## TASK TO COMPLETE
What is the number of lines in these entries that contain "berendezett"? State it alone.

## AVAILABLE DATA
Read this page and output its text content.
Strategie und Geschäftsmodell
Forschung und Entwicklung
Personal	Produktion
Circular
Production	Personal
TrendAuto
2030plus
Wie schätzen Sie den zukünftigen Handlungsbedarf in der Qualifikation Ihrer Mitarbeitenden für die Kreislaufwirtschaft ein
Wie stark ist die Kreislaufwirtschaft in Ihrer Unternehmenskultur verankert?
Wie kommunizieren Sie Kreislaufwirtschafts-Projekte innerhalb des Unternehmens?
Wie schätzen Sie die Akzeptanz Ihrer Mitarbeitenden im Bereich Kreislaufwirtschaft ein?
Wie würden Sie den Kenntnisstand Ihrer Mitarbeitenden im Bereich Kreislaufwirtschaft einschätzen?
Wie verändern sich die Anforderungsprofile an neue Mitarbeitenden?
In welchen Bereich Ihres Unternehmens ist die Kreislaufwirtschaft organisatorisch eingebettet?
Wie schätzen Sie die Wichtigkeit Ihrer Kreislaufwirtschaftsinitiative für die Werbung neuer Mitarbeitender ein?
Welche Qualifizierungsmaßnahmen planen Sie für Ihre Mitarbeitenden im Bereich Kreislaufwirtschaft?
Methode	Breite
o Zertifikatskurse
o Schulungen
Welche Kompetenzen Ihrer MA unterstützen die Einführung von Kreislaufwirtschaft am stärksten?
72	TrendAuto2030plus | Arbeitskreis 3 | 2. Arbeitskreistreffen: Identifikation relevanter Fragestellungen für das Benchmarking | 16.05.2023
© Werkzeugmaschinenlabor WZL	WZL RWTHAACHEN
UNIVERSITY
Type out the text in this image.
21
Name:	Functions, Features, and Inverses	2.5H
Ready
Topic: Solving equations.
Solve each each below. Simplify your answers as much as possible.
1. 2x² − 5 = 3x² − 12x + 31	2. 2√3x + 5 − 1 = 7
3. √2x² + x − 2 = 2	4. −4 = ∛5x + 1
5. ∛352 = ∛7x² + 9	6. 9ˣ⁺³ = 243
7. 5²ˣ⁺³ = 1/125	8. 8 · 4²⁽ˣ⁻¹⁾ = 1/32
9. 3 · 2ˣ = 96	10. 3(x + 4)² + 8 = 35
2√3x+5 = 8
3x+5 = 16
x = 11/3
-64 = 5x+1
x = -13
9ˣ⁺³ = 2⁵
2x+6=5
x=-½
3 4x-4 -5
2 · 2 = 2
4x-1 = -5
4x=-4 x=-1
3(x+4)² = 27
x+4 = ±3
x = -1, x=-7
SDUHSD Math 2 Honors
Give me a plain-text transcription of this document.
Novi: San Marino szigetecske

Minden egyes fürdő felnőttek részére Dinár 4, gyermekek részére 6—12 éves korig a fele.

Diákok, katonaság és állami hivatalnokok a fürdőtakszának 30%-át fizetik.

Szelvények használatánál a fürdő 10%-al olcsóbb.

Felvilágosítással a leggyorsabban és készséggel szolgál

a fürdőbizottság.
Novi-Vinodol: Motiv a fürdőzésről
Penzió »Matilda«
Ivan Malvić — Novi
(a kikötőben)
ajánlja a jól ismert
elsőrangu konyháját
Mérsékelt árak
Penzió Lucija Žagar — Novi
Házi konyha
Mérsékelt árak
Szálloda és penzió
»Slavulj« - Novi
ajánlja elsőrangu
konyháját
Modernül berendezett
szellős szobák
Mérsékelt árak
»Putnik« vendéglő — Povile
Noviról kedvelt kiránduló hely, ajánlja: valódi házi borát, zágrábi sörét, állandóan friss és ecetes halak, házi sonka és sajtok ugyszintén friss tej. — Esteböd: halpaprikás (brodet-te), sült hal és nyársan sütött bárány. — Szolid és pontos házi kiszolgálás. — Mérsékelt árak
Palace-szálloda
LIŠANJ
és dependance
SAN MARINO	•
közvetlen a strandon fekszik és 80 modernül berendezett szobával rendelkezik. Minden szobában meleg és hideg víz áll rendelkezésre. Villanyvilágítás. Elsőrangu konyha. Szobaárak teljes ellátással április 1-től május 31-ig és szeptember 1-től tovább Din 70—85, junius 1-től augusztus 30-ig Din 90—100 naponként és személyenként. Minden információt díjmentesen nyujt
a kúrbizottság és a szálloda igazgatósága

## OUTPUT FOR THIS TASK
2